### Stored data
......
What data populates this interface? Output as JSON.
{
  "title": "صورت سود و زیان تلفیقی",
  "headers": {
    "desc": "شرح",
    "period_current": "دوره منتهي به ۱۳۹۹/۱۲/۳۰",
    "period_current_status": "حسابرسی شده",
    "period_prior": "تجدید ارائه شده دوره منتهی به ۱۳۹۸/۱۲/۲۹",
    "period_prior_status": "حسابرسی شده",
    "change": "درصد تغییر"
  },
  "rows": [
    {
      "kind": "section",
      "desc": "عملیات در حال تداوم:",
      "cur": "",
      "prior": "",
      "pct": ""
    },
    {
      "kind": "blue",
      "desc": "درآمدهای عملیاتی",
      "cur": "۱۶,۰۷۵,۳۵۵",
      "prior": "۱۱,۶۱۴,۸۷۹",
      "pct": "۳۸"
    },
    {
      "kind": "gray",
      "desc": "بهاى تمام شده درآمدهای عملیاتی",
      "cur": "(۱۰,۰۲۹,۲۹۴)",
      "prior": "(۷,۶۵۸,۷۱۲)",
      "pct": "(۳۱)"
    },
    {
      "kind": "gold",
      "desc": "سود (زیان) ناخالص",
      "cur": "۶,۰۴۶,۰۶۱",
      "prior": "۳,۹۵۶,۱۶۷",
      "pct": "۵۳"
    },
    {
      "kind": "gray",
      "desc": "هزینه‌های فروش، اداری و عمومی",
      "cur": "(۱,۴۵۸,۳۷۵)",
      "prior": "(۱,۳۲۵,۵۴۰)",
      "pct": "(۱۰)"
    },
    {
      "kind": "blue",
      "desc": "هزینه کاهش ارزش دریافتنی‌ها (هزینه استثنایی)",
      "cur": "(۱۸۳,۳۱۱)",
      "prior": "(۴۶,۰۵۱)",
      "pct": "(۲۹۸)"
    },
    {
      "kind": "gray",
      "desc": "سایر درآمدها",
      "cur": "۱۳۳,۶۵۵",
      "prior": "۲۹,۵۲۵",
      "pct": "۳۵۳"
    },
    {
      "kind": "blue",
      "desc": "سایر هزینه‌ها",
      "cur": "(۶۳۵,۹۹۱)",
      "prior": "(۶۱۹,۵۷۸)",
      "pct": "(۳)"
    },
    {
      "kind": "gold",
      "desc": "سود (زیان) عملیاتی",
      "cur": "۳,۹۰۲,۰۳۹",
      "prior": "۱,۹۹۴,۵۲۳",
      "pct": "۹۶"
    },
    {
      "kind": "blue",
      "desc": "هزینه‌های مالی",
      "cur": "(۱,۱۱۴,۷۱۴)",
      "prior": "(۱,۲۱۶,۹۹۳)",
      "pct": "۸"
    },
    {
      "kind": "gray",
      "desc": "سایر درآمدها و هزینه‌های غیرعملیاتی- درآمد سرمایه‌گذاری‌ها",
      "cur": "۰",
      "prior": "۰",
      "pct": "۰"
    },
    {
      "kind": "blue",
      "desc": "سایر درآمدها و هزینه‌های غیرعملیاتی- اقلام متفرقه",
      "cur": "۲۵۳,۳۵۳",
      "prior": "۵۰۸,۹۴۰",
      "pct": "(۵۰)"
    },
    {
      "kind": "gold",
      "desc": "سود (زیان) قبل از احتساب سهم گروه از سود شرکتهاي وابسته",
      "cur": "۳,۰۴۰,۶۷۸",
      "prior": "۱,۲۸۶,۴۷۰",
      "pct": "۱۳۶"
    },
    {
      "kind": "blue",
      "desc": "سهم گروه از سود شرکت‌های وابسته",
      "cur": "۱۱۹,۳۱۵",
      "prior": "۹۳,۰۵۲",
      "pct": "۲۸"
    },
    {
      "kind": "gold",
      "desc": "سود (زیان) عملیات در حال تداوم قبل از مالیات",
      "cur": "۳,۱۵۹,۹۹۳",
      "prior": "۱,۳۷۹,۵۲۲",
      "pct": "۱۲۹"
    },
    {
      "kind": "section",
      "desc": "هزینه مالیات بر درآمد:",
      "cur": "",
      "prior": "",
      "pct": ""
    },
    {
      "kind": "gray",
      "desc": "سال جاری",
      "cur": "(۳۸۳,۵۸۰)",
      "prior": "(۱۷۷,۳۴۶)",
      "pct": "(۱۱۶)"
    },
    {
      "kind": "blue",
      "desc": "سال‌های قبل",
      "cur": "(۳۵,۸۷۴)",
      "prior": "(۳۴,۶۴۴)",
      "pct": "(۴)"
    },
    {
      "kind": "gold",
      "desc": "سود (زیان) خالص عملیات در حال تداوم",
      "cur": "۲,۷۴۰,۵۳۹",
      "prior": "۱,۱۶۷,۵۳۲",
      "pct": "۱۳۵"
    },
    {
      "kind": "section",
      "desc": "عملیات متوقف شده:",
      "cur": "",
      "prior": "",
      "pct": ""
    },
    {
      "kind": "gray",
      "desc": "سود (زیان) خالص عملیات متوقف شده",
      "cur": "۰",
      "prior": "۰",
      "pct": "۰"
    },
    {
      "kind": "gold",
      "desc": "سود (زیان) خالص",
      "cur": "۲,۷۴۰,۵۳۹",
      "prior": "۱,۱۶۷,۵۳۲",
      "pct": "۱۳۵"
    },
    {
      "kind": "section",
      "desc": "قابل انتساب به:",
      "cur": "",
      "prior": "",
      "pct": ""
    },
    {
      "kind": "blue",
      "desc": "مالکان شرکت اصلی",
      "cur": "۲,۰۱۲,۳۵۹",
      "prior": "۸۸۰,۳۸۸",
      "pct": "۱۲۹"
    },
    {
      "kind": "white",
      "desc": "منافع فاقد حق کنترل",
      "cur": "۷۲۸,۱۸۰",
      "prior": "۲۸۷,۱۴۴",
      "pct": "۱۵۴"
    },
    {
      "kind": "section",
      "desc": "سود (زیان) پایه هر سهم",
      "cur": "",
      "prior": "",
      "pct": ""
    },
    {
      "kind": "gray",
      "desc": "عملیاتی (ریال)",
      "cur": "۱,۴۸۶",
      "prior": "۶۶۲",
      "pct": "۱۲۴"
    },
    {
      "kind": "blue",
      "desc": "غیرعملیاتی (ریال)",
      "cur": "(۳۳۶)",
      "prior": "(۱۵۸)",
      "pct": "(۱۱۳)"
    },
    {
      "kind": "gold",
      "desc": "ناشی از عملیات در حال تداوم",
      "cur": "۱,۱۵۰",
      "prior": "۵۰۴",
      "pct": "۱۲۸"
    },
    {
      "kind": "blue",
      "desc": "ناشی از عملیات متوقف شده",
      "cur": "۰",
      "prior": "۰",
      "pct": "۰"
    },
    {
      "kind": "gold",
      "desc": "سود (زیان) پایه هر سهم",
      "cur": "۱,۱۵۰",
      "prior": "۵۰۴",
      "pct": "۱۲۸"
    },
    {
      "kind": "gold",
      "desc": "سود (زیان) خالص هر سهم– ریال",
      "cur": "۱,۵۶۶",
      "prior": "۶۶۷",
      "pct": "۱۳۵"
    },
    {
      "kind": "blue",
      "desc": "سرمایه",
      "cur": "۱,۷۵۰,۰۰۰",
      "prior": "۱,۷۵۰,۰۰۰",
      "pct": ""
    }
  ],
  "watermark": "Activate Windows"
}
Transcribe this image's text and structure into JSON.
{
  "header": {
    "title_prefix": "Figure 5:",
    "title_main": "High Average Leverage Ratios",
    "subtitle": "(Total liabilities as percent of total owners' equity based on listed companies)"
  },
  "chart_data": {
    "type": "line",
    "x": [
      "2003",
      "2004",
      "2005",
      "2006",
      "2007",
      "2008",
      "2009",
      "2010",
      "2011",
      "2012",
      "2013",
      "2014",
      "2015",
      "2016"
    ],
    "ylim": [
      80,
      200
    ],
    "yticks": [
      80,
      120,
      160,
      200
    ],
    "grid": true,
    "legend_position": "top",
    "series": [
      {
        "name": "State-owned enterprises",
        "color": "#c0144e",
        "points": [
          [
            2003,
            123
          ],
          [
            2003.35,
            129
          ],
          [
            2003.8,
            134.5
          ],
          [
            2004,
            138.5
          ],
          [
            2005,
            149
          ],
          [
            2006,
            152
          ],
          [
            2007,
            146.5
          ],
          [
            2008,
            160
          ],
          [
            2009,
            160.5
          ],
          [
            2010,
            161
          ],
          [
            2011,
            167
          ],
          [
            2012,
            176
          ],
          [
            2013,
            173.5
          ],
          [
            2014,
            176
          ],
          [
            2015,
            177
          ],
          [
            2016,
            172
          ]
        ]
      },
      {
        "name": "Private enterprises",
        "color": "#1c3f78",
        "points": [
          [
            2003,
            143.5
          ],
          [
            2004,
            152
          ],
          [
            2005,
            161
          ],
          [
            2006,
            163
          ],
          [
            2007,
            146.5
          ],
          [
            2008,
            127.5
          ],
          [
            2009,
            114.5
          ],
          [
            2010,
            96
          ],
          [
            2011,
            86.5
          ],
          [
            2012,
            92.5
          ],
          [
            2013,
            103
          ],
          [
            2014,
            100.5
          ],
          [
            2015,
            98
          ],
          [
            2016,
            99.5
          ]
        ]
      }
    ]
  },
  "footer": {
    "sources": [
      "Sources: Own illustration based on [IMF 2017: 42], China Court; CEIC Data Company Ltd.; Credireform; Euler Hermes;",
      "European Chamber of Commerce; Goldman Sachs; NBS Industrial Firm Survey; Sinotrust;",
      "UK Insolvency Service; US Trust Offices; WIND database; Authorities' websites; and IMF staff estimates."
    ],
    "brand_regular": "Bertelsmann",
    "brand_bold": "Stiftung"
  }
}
......
Report how many lines of the listing hold the word "based", with nothing but the number.

2